[Work to be completed]: Pull out each row below that contains the word "title".

[Information supplied]:
+-------+

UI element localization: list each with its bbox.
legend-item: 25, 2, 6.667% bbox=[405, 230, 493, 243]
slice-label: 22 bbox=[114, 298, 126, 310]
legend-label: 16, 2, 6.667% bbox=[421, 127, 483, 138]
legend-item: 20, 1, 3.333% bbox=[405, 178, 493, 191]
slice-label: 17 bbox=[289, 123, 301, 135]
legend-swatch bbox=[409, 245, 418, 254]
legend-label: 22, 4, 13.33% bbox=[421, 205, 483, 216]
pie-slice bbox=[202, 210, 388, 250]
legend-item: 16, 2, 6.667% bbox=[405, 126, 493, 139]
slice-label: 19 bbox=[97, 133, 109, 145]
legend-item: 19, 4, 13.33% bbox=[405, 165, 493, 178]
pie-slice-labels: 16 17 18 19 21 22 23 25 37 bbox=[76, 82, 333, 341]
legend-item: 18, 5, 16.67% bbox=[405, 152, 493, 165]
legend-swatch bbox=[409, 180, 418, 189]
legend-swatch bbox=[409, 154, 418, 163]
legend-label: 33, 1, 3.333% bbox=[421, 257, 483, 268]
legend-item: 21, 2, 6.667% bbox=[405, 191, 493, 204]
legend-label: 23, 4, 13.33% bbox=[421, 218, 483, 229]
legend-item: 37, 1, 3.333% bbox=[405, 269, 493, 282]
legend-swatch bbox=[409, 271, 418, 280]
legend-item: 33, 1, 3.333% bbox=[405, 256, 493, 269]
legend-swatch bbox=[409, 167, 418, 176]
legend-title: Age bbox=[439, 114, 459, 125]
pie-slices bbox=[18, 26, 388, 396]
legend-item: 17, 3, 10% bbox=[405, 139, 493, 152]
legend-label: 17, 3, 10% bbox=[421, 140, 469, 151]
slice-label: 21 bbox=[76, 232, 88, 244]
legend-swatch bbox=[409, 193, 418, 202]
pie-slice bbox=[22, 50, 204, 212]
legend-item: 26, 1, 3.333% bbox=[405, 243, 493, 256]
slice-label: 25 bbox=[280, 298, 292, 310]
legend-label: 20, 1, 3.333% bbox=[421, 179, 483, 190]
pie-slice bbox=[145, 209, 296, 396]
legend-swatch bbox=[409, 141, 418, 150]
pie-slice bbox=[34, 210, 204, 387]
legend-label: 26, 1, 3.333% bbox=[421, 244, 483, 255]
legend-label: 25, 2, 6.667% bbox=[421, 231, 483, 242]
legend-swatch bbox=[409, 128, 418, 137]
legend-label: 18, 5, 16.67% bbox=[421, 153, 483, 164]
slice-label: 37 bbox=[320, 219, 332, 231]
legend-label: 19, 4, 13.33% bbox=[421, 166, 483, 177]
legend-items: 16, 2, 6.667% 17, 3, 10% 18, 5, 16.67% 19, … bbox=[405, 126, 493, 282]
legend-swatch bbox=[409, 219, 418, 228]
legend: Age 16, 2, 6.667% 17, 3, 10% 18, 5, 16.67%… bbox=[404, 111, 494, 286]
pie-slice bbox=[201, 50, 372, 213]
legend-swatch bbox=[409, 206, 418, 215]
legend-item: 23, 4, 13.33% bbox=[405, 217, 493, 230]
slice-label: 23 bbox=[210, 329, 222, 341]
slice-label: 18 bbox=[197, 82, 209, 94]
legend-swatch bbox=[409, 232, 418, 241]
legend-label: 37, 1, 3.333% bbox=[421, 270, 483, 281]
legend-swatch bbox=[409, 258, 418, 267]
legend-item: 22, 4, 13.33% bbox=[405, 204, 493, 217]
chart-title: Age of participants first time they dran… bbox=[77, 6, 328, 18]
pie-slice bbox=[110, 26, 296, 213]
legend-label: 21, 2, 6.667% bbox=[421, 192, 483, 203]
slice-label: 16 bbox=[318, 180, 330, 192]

+-------+

[Solution to the problem]:
legend-title: Age bbox=[439, 114, 459, 125]
chart-title: Age of participants first time they dran… bbox=[77, 6, 328, 18]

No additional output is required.